# Kutipan Terpilih:
═══

Selasa, 15 Januari 2013

Perlindungan Terhadap Hasil Karya Cipta Yang Tidak Diketahui Penciptanya


BAB I
PENDAHULUAN

1.1  Latar Belakang
Karya merupakan suatu hasil dari buah pikir manusia. Seorang manusia tentu menginginkan karyanya mendapat penghargaan dari orang lain. Karena seseorang mungkin menghabiskan waktu bertahun-tahun untuk menghasilkan suatu hasil karya kreatif yang akan memperkaya kehidupan manusia.[1] Jika para pencipta karya-karya tersebut tidak diakui sebagai pencipta atau tidak diberi penghargaan, karya-karya tersebut mungkin tidak akan pernah diciptakan sama sekali.
Kebutuhan untuk mengakui, melindungi dan memberi penghargaan terhadap pengarang, artis, pencipta perangkat lunak dan ciptaan lain serta akses atas hasil karya mereka demi kepentingan manusia mulai dirasakan di Indonesia.

═══

# Catatan Data:
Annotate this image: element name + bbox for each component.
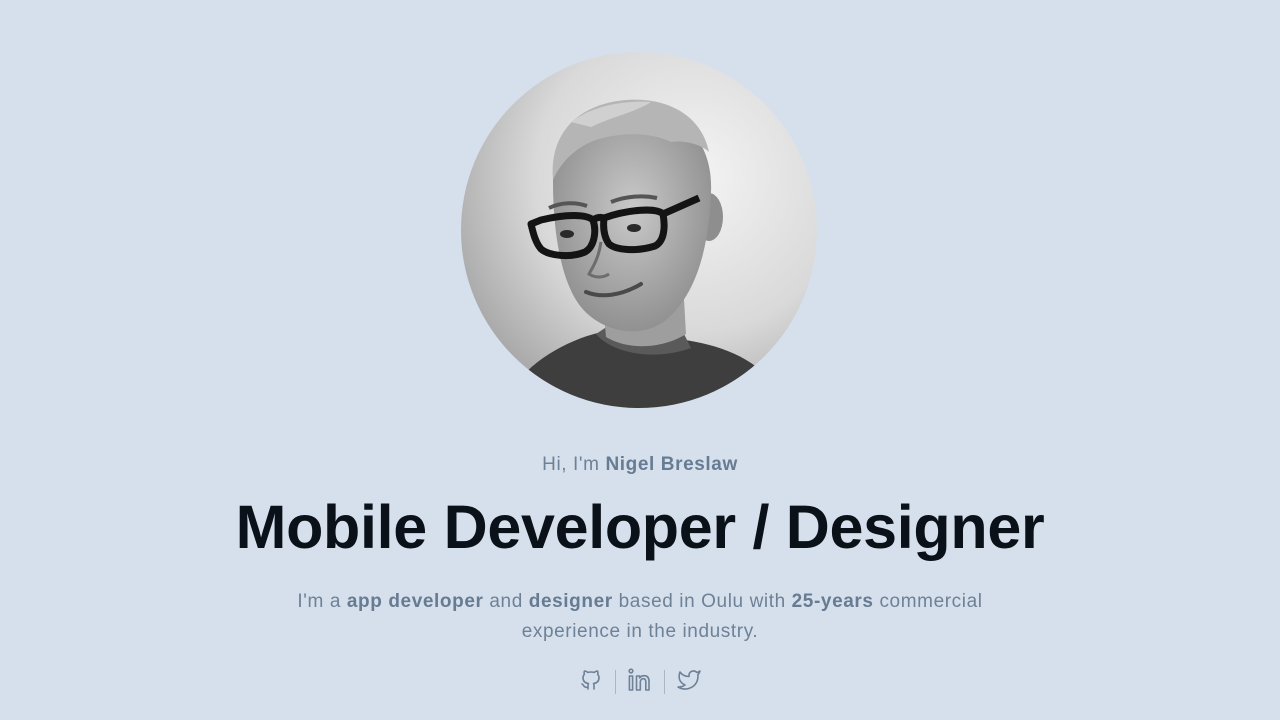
intro-part: based in Oulu with (612, 591, 792, 612)
linkedin-link[interactable] (626, 666, 654, 694)
portrait-image (461, 52, 817, 408)
person-name: Nigel Breslaw (605, 454, 738, 475)
github-icon (581, 670, 600, 690)
linkedin-icon (628, 668, 650, 691)
twitter-link[interactable] (675, 666, 703, 694)
intro-text: I'm a app developer and designer based i… (270, 587, 1010, 647)
page-title: Mobile Developer / Designer (235, 493, 1045, 561)
github-link[interactable] (577, 666, 605, 694)
intro-highlight-role: app developer (346, 591, 484, 612)
hero-section: Hi, I'm Nigel Breslaw Mobile Developer /… (0, 0, 1280, 720)
divider (664, 670, 665, 694)
twitter-icon (677, 670, 701, 690)
greeting-prefix: Hi, I'm (542, 454, 606, 475)
social-links (0, 666, 1280, 694)
intro-part: and (483, 591, 529, 612)
intro-highlight-designer: designer (528, 591, 613, 612)
intro-part: I'm a (297, 591, 347, 612)
divider (615, 670, 616, 694)
greeting: Hi, I'm Nigel Breslaw (0, 453, 1280, 477)
intro-highlight-years: 25-years (791, 591, 874, 612)
profile-photo (461, 52, 817, 408)
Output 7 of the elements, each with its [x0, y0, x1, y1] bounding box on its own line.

═══

# Tugas:
Menurut kutipan tentang perlindungan karya cipta yang tidak diketahui penciptanya, apa yang mungkin terjadi jika para pencipta karya tidak diakui sebagai pencipta atau tidak diberi penghargaan?

# Jawaban Lengkap:
Karya-karya tersebut mungkin tidak akan pernah diciptakan sama sekali.